▸ Exercise objective:
Review the lines that follow and copy each one that contains the word "JSON".

*** Dataset entries ***

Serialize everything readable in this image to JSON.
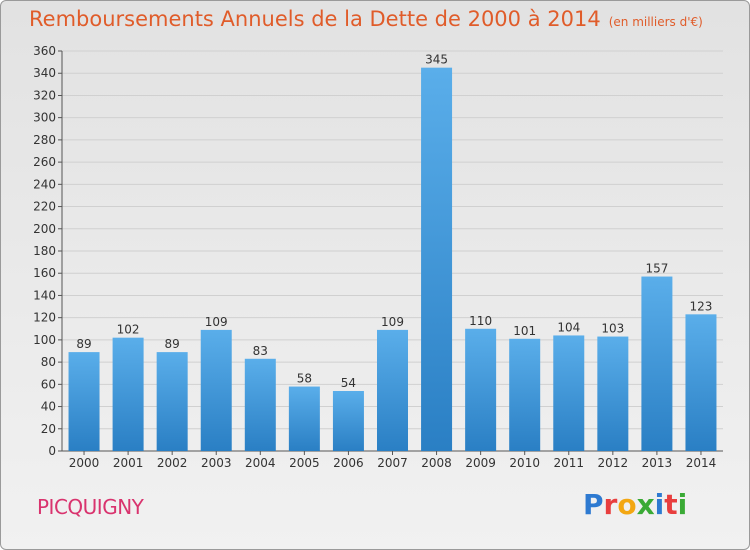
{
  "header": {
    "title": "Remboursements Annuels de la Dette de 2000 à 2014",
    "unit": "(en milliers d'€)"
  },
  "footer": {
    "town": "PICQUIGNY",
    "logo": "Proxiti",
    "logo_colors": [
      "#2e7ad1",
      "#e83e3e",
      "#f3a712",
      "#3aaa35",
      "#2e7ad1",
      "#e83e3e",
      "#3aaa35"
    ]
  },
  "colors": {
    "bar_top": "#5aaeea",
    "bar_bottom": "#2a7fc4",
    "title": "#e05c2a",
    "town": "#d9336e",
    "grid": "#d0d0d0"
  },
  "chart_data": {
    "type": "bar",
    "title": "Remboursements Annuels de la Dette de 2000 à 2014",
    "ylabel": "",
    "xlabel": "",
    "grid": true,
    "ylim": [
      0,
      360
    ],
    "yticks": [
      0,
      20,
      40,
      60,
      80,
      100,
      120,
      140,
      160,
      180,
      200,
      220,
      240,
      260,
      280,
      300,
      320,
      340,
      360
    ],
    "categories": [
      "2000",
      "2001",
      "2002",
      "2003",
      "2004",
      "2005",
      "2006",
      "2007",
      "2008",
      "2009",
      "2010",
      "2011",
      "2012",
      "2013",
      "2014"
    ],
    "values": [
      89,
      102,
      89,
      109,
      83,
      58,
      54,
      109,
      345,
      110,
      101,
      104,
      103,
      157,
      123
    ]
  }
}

***
*** Dataset entries ***

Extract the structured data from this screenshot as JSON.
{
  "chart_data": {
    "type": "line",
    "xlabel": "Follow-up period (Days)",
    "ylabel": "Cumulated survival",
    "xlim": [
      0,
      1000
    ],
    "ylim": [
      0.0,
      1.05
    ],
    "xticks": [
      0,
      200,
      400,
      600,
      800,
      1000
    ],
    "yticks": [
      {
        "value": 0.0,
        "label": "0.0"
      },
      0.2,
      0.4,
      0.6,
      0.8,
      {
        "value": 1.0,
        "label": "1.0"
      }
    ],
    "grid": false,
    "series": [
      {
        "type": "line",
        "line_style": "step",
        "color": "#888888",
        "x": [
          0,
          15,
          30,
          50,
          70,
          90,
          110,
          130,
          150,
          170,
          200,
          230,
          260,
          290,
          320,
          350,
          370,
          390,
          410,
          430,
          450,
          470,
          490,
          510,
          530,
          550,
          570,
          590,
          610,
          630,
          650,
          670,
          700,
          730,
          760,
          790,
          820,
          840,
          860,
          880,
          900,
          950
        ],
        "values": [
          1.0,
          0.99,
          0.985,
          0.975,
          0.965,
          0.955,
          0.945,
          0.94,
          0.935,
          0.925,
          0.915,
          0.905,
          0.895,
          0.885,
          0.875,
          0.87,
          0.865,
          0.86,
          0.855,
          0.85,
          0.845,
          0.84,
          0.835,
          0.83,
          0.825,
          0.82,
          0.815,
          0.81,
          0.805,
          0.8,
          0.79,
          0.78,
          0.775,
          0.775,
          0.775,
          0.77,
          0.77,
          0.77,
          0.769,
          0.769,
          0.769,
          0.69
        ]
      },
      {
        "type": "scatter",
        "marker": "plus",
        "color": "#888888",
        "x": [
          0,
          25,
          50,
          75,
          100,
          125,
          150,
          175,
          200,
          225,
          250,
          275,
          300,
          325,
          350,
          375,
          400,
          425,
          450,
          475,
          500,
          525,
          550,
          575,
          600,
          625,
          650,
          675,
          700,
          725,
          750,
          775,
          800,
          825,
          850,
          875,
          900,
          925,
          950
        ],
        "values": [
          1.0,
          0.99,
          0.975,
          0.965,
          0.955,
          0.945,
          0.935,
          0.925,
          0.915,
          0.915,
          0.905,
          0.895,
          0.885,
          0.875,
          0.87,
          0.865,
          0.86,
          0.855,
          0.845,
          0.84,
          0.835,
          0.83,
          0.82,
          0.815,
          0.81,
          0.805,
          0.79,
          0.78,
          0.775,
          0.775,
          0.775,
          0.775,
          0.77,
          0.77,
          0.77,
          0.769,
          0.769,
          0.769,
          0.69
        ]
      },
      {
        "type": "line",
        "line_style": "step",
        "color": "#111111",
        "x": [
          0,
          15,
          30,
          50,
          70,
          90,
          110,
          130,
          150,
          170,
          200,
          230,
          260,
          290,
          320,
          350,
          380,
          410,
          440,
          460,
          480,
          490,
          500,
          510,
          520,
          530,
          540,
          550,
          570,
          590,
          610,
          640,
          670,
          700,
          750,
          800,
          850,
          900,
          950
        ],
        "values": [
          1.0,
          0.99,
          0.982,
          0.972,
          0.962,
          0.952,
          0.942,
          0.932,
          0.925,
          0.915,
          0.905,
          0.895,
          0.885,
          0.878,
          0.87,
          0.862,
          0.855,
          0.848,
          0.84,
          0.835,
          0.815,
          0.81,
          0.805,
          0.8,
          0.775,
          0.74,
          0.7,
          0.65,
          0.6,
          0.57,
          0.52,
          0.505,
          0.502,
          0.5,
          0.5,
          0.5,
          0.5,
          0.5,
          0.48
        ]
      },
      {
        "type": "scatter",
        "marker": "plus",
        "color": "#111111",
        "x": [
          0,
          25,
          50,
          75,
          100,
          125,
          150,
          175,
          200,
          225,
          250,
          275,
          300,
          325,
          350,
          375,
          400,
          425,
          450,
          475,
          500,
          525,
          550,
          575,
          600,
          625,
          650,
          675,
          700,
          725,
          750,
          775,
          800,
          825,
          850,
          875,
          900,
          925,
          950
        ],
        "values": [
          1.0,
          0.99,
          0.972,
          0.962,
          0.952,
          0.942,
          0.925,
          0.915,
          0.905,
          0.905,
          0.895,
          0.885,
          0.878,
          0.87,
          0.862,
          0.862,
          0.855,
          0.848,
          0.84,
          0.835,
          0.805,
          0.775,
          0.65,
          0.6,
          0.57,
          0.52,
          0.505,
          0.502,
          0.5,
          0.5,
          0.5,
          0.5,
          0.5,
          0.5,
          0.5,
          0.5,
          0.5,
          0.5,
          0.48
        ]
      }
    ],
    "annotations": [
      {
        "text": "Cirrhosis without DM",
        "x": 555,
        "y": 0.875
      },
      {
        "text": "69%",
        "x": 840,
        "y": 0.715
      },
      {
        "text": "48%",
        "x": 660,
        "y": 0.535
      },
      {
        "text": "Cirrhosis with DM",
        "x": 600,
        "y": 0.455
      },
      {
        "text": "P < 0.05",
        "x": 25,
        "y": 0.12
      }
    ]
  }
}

***

▸ Exercise answer:
Serialize everything readable in this image to JSON.
Extract the structured data from this screenshot as JSON.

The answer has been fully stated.